_DATA LINES_:

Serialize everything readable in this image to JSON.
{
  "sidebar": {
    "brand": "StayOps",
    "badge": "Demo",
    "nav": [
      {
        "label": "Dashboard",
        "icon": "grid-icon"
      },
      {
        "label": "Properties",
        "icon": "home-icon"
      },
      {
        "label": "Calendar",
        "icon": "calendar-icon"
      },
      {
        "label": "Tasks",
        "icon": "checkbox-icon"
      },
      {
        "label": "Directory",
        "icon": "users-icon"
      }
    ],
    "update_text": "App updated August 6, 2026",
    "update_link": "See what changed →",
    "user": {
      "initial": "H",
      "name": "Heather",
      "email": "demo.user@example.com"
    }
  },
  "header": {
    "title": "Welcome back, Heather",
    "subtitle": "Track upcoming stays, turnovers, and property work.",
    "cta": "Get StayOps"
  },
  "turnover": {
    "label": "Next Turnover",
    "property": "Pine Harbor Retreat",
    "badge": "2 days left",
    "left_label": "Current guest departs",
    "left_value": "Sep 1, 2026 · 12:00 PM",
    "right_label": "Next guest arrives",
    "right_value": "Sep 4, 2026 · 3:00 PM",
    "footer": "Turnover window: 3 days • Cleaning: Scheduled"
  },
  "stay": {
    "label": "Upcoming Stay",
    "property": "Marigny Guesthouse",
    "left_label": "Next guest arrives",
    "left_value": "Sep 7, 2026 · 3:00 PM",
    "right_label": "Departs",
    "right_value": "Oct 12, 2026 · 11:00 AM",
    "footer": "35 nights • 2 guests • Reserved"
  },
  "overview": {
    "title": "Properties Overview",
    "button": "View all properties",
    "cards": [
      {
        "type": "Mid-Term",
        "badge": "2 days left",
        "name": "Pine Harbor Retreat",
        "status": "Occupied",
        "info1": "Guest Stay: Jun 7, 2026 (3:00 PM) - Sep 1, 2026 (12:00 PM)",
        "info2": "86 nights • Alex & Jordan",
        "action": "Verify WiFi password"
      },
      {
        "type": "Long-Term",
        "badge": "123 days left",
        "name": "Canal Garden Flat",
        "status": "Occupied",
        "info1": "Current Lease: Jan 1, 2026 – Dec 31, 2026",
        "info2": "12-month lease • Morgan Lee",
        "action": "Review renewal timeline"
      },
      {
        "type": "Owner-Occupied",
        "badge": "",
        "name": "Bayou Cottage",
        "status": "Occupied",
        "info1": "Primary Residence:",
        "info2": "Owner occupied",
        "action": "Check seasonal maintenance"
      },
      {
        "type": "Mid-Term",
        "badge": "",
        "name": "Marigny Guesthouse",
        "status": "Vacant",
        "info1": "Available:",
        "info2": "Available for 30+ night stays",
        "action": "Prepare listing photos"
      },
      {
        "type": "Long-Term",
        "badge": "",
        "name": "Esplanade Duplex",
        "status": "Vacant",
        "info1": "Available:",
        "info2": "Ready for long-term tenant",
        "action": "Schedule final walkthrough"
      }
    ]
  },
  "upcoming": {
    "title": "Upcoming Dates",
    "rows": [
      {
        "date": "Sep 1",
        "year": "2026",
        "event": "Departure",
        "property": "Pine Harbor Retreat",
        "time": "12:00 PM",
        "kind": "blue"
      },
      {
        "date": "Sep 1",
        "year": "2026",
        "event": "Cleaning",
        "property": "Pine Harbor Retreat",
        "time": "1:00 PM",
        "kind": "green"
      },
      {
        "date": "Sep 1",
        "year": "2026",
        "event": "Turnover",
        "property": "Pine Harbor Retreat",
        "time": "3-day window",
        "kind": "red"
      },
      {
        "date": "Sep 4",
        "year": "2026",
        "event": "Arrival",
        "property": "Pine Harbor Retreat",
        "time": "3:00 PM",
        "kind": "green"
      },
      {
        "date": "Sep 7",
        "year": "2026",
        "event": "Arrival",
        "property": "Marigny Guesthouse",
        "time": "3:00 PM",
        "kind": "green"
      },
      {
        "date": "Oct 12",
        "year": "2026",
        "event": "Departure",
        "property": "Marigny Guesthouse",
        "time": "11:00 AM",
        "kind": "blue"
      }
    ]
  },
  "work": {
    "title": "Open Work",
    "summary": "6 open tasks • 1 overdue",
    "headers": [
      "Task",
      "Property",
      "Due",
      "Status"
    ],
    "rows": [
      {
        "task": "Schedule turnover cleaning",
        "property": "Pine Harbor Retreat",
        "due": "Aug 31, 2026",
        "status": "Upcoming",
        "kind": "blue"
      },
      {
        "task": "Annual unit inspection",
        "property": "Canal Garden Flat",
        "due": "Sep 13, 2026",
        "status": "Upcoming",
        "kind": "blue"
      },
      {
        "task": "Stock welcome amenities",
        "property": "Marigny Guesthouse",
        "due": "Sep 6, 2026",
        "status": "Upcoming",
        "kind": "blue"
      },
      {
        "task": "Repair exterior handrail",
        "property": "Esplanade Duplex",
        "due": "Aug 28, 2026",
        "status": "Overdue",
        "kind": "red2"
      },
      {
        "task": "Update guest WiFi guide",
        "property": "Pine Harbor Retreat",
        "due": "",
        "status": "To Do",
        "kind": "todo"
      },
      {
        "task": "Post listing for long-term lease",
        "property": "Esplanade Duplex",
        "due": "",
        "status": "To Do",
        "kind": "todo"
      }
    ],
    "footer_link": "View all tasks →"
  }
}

_EXERCISE_: Above are some records. Print them all exactly.

_TASK RESPONSE_:
Serialize everything readable in this image to JSON.
{
  "sidebar": {
    "brand": "StayOps",
    "badge": "Demo",
    "nav": [
      {
        "label": "Dashboard",
        "icon": "grid-icon"
      },
      {
        "label": "Properties",
        "icon": "home-icon"
      },
      {
        "label": "Calendar",
        "icon": "calendar-icon"
      },
      {
        "label": "Tasks",
        "icon": "checkbox-icon"
      },
      {
        "label": "Directory",
        "icon": "users-icon"
      }
    ],
    "update_text": "App updated August 6, 2026",
    "update_link": "See what changed →",
    "user": {
      "initial": "H",
      "name": "Heather",
      "email": "demo.user@example.com"
    }
  },
  "header": {
    "title": "Welcome back, Heather",
    "subtitle": "Track upcoming stays, turnovers, and property work.",
    "cta": "Get StayOps"
  },
  "turnover": {
    "label": "Next Turnover",
    "property": "Pine Harbor Retreat",
    "badge": "2 days left",
    "left_label": "Current guest departs",
    "left_value": "Sep 1, 2026 · 12:00 PM",
    "right_label": "Next guest arrives",
    "right_value": "Sep 4, 2026 · 3:00 PM",
    "footer": "Turnover window: 3 days • Cleaning: Scheduled"
  },
  "stay": {
    "label": "Upcoming Stay",
    "property": "Marigny Guesthouse",
    "left_label": "Next guest arrives",
    "left_value": "Sep 7, 2026 · 3:00 PM",
    "right_label": "Departs",
    "right_value": "Oct 12, 2026 · 11:00 AM",
    "footer": "35 nights • 2 guests • Reserved"
  },
  "overview": {
    "title": "Properties Overview",
    "button": "View all properties",
    "cards": [
      {
        "type": "Mid-Term",
        "badge": "2 days left",
        "name": "Pine Harbor Retreat",
        "status": "Occupied",
        "info1": "Guest Stay: Jun 7, 2026 (3:00 PM) - Sep 1, 2026 (12:00 PM)",
        "info2": "86 nights • Alex & Jordan",
        "action": "Verify WiFi password"
      },
      {
        "type": "Long-Term",
        "badge": "123 days left",
        "name": "Canal Garden Flat",
        "status": "Occupied",
        "info1": "Current Lease: Jan 1, 2026 – Dec 31, 2026",
        "info2": "12-month lease • Morgan Lee",
        "action": "Review renewal timeline"
      },
      {
        "type": "Owner-Occupied",
        "badge": "",
        "name": "Bayou Cottage",
        "status": "Occupied",
        "info1": "Primary Residence:",
        "info2": "Owner occupied",
        "action": "Check seasonal maintenance"
      },
      {
        "type": "Mid-Term",
        "badge": "",
        "name": "Marigny Guesthouse",
        "status": "Vacant",
        "info1": "Available:",
        "info2": "Available for 30+ night stays",
        "action": "Prepare listing photos"
      },
      {
        "type": "Long-Term",
        "badge": "",
        "name": "Esplanade Duplex",
        "status": "Vacant",
        "info1": "Available:",
        "info2": "Ready for long-term tenant",
        "action": "Schedule final walkthrough"
      }
    ]
  },
  "upcoming": {
    "title": "Upcoming Dates",
    "rows": [
      {
        "date": "Sep 1",
        "year": "2026",
        "event": "Departure",
        "property": "Pine Harbor Retreat",
        "time": "12:00 PM",
        "kind": "blue"
      },
      {
        "date": "Sep 1",
        "year": "2026",
        "event": "Cleaning",
        "property": "Pine Harbor Retreat",
        "time": "1:00 PM",
        "kind": "green"
      },
      {
        "date": "Sep 1",
        "year": "2026",
        "event": "Turnover",
        "property": "Pine Harbor Retreat",
        "time": "3-day window",
        "kind": "red"
      },
      {
        "date": "Sep 4",
        "year": "2026",
        "event": "Arrival",
        "property": "Pine Harbor Retreat",
        "time": "3:00 PM",
        "kind": "green"
      },
      {
        "date": "Sep 7",
        "year": "2026",
        "event": "Arrival",
        "property": "Marigny Guesthouse",
        "time": "3:00 PM",
        "kind": "green"
      },
      {
        "date": "Oct 12",
        "year": "2026",
        "event": "Departure",
        "property": "Marigny Guesthouse",
        "time": "11:00 AM",
        "kind": "blue"
      }
    ]
  },
  "work": {
    "title": "Open Work",
    "summary": "6 open tasks • 1 overdue",
    "headers": [
      "Task",
      "Property",
      "Due",
      "Status"
    ],
    "rows": [
      {
        "task": "Schedule turnover cleaning",
        "property": "Pine Harbor Retreat",
        "due": "Aug 31, 2026",
        "status": "Upcoming",
        "kind": "blue"
      },
      {
        "task": "Annual unit inspection",
        "property": "Canal Garden Flat",
        "due": "Sep 13, 2026",
        "status": "Upcoming",
        "kind": "blue"
      },
      {
        "task": "Stock welcome amenities",
        "property": "Marigny Guesthouse",
        "due": "Sep 6, 2026",
        "status": "Upcoming",
        "kind": "blue"
      },
      {
        "task": "Repair exterior handrail",
        "property": "Esplanade Duplex",
        "due": "Aug 28, 2026",
        "status": "Overdue",
        "kind": "red2"
      },
      {
        "task": "Update guest WiFi guide",
        "property": "Pine Harbor Retreat",
        "due": "",
        "status": "To Do",
        "kind": "todo"
      },
      {
        "task": "Post listing for long-term lease",
        "property": "Esplanade Duplex",
        "due": "",
        "status": "To Do",
        "kind": "todo"
      }
    ],
    "footer_link": "View all tasks →"
  }
}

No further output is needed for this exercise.